⟨

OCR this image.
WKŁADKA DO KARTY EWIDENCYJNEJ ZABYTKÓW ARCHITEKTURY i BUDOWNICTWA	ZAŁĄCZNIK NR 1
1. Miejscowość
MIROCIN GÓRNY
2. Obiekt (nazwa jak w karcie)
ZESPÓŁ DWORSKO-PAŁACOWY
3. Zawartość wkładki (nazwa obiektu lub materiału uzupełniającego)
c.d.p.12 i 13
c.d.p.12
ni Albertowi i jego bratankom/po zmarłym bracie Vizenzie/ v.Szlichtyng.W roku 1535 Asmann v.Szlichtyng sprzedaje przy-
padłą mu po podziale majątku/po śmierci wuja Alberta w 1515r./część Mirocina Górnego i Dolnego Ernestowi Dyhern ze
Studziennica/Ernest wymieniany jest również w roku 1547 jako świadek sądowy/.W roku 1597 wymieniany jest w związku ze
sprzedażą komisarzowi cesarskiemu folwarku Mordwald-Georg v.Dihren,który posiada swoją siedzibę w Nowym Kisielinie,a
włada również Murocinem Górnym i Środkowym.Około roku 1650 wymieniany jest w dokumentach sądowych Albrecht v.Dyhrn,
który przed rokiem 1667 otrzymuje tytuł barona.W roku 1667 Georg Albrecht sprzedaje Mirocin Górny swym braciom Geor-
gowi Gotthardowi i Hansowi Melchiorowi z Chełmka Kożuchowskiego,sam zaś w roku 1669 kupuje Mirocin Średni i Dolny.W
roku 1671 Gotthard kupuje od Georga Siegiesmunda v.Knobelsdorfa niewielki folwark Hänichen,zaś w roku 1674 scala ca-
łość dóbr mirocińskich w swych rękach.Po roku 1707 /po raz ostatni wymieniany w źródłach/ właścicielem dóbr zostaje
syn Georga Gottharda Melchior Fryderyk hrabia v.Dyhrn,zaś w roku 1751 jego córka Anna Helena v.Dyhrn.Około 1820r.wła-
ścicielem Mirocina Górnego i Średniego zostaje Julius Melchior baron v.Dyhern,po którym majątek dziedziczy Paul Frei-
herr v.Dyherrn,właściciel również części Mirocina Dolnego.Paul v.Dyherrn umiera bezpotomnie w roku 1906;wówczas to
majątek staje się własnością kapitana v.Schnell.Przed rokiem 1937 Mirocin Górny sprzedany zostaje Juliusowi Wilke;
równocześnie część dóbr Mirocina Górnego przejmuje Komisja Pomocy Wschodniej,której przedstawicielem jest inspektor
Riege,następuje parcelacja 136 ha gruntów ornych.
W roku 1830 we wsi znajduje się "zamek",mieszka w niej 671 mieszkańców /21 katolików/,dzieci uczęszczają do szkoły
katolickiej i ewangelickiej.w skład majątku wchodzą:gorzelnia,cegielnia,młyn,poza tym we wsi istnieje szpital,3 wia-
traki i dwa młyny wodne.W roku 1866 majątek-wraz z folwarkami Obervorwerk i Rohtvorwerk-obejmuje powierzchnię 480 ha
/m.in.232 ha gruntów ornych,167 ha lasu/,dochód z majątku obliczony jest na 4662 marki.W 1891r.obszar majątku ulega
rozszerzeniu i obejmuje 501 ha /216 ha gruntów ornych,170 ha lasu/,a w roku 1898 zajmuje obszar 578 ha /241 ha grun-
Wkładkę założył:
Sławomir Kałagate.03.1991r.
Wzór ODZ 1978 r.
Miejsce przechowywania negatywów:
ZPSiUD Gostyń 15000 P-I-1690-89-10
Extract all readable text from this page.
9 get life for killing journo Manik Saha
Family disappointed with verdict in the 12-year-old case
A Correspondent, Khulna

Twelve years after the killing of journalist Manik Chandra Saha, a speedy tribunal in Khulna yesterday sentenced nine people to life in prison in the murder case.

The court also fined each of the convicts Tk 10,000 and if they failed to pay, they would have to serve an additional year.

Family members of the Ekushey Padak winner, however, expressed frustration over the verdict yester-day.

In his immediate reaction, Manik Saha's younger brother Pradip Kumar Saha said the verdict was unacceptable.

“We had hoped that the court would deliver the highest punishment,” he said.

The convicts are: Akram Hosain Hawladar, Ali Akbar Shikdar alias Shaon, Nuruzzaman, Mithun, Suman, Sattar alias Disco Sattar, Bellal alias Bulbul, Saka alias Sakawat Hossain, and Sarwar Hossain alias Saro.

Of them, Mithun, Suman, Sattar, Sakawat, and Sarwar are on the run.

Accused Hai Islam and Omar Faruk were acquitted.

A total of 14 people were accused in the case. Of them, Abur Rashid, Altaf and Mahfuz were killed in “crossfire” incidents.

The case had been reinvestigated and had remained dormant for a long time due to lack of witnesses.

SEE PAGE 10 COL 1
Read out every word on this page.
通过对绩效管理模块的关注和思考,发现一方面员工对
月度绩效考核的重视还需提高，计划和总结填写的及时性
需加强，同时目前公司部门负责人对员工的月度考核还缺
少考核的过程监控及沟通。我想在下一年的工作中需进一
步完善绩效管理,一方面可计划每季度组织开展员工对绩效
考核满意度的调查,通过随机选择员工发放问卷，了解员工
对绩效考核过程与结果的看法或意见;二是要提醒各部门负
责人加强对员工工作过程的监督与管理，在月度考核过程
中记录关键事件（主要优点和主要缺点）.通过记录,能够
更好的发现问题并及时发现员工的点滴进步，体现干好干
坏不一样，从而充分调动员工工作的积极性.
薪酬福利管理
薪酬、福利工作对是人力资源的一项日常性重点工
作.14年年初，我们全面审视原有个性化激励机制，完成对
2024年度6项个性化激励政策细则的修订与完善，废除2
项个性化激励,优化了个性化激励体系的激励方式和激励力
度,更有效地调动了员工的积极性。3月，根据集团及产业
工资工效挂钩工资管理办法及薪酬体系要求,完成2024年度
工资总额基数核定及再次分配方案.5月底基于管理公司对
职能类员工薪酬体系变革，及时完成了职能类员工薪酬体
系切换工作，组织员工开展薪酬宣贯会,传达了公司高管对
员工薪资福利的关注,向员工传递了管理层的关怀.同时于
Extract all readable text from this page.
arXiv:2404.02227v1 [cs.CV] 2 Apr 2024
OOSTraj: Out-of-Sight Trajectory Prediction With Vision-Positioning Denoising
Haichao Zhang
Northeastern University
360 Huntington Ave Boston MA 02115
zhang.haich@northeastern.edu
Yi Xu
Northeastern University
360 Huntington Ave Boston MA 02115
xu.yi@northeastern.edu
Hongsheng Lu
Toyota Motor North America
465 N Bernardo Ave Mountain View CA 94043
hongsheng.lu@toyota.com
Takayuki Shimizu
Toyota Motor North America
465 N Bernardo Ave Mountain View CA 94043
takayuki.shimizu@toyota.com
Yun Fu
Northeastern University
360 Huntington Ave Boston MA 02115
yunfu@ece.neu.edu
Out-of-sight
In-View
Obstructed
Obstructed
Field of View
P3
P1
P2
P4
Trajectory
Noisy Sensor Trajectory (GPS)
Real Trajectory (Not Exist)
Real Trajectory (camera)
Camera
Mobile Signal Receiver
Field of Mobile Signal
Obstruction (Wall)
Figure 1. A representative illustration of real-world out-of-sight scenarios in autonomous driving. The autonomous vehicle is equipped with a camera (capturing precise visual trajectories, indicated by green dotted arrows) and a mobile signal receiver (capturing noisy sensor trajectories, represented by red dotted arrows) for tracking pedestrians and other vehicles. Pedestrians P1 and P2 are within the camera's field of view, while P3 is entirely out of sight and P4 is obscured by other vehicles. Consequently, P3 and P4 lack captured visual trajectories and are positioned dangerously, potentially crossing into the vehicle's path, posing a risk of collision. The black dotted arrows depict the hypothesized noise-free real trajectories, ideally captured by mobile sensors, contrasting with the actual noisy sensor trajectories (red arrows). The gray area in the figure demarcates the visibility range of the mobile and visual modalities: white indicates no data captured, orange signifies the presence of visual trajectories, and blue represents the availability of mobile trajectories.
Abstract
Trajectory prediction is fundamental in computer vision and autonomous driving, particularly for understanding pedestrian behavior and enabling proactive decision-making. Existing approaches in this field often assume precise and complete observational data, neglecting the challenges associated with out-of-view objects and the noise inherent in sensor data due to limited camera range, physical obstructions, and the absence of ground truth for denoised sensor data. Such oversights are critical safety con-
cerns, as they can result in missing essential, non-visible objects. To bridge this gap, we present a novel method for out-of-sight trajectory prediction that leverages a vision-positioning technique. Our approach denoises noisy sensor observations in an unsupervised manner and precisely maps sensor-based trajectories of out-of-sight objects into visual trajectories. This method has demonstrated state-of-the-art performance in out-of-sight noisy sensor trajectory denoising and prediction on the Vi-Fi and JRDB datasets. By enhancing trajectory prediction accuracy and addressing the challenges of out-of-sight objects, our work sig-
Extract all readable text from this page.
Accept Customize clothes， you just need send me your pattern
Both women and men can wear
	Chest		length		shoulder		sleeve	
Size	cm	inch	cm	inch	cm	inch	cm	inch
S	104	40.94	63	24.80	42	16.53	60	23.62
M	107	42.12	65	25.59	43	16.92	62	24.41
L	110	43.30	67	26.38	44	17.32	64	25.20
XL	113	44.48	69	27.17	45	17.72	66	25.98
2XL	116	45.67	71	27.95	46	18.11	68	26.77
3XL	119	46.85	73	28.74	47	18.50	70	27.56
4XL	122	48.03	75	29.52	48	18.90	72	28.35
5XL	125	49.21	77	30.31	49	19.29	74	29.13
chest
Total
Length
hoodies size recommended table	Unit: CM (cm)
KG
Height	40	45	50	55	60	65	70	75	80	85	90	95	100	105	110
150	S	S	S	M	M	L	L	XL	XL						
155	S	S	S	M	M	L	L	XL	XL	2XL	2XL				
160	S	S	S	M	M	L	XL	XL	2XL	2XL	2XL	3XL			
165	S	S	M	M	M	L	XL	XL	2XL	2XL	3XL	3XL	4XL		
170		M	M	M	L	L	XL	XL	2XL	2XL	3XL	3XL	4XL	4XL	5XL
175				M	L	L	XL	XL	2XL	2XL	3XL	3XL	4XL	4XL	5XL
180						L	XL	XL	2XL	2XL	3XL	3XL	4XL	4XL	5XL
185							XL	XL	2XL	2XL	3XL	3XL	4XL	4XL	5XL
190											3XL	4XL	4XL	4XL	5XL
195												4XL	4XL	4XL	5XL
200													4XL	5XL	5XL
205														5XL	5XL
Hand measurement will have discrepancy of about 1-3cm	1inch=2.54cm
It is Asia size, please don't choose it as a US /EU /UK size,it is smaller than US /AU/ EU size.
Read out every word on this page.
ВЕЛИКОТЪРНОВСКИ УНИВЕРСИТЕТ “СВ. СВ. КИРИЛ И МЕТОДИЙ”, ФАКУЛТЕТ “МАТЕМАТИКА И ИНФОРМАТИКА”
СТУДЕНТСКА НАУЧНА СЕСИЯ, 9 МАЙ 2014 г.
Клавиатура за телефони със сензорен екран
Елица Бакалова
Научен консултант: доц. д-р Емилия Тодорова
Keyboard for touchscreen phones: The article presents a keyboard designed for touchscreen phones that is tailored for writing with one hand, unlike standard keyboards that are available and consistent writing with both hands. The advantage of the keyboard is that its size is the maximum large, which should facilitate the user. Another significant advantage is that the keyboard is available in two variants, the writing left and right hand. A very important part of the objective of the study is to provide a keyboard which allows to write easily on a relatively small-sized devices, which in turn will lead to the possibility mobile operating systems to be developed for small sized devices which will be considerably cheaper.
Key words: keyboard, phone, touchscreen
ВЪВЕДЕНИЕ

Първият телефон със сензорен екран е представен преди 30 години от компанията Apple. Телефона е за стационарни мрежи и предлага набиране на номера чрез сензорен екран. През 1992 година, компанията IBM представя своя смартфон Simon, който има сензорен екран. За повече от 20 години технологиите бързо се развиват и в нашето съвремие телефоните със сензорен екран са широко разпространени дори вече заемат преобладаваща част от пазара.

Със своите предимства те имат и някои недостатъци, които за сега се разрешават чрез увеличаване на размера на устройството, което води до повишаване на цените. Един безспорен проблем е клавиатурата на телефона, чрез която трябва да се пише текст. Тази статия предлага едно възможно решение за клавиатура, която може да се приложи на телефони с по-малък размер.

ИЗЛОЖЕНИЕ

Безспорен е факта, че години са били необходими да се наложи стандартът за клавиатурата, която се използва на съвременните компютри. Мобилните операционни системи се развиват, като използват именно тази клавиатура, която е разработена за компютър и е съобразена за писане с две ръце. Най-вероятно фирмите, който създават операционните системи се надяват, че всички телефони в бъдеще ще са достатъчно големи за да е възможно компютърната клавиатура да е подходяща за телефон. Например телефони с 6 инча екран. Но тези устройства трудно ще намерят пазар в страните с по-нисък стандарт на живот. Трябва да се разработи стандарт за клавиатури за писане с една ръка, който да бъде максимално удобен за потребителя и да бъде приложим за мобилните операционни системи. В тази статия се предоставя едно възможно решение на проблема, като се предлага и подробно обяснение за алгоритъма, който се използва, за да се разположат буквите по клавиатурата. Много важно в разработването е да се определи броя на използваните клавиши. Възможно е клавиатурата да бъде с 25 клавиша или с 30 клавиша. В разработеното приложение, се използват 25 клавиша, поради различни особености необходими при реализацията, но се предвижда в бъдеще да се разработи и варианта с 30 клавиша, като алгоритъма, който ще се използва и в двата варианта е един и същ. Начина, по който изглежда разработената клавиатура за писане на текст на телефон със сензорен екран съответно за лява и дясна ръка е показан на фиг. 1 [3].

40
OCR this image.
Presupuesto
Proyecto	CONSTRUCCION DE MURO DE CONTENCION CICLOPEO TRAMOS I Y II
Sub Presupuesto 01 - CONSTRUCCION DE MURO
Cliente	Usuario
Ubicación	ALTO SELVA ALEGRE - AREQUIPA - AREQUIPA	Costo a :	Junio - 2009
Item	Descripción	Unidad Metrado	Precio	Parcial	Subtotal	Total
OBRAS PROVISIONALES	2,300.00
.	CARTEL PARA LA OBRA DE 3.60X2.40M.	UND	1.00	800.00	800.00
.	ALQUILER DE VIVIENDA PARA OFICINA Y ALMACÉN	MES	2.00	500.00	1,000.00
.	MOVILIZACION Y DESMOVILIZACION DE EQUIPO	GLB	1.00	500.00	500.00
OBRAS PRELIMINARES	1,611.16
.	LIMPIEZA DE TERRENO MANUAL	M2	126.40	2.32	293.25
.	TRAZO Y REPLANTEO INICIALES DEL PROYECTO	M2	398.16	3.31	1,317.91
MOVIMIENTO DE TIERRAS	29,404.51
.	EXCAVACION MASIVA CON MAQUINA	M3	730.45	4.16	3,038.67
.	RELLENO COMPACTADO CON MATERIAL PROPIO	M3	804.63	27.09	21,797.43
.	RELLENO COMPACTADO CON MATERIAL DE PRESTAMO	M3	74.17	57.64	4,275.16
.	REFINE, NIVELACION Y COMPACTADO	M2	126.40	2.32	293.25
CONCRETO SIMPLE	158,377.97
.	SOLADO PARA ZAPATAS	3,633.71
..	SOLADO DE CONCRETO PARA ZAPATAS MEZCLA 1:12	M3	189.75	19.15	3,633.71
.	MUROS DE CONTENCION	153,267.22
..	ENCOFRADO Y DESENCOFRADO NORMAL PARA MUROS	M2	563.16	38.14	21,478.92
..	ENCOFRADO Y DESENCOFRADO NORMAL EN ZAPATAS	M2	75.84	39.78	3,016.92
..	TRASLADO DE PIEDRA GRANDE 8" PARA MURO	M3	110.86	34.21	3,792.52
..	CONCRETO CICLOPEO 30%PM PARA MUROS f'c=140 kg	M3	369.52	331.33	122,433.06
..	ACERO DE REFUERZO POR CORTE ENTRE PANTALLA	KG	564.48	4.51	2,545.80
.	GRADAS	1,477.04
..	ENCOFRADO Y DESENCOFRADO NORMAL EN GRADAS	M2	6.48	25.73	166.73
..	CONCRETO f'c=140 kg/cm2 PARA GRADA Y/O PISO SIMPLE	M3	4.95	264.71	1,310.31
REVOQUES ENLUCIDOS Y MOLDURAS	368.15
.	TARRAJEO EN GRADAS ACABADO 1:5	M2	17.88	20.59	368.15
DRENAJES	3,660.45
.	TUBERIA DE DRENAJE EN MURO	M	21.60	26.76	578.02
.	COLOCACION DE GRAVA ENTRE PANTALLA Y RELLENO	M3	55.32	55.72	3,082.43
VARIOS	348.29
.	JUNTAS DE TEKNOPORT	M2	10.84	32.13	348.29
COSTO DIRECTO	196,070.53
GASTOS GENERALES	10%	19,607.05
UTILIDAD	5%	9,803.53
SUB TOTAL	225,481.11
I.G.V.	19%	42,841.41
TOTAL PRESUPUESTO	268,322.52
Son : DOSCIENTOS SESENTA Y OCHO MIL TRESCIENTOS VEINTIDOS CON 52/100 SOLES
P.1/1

⟩

TASK DETAILS: Work out the count of lines containing the word "Khulna", then write only that count.

TASK OUTPUT: 2